**Entries provided**
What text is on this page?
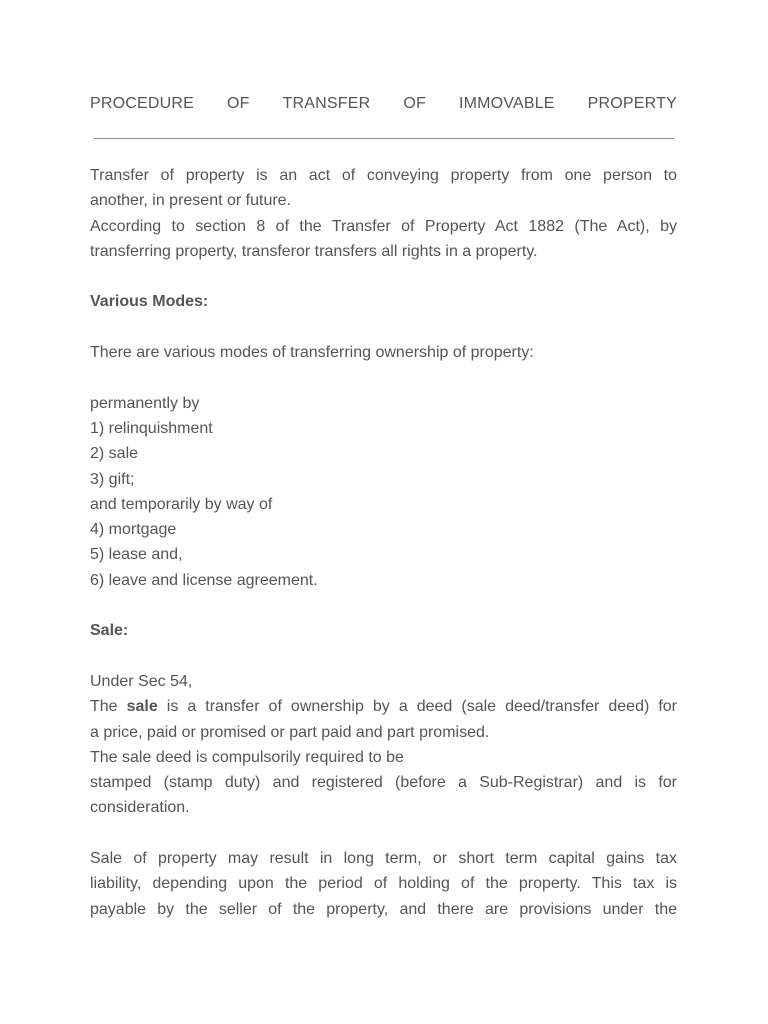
PROCEDURE OF TRANSFER OF IMMOVABLE PROPERTY
Transfer of property is an act of conveying property from one person to
another, in present or future.
According to section 8 of the Transfer of Property Act 1882 (The Act), by
transferring property, transferor transfers all rights in a property.
Various Modes:
There are various modes of transferring ownership of property:
permanently by
1) relinquishment
2) sale
3) gift;
and temporarily by way of
4) mortgage
5) lease and,
6) leave and license agreement.
Sale:
Under Sec 54,
The sale is a transfer of ownership by a deed (sale deed/transfer deed) for
a price, paid or promised or part paid and part promised.
The sale deed is compulsorily required to be
stamped (stamp duty) and registered (before a Sub-Registrar) and is for
consideration.
Sale of property may result in long term, or short term capital gains tax
liability, depending upon the period of holding of the property. This tax is
payable by the seller of the property, and there are provisions under the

**Required work**
Set down all the data again exactly as above, pictures excluded.

**Reply to the exercise**
What text is on this page?
PROCEDURE OF TRANSFER OF IMMOVABLE PROPERTY
Transfer of property is an act of conveying property from one person to
another, in present or future.
According to section 8 of the Transfer of Property Act 1882 (The Act), by
transferring property, transferor transfers all rights in a property.
Various Modes:
There are various modes of transferring ownership of property:
permanently by
1) relinquishment
2) sale
3) gift;
and temporarily by way of
4) mortgage
5) lease and,
6) leave and license agreement.
Sale:
Under Sec 54,
The sale is a transfer of ownership by a deed (sale deed/transfer deed) for
a price, paid or promised or part paid and part promised.
The sale deed is compulsorily required to be
stamped (stamp duty) and registered (before a Sub-Registrar) and is for
consideration.
Sale of property may result in long term, or short term capital gains tax
liability, depending upon the period of holding of the property. This tax is
payable by the seller of the property, and there are provisions under the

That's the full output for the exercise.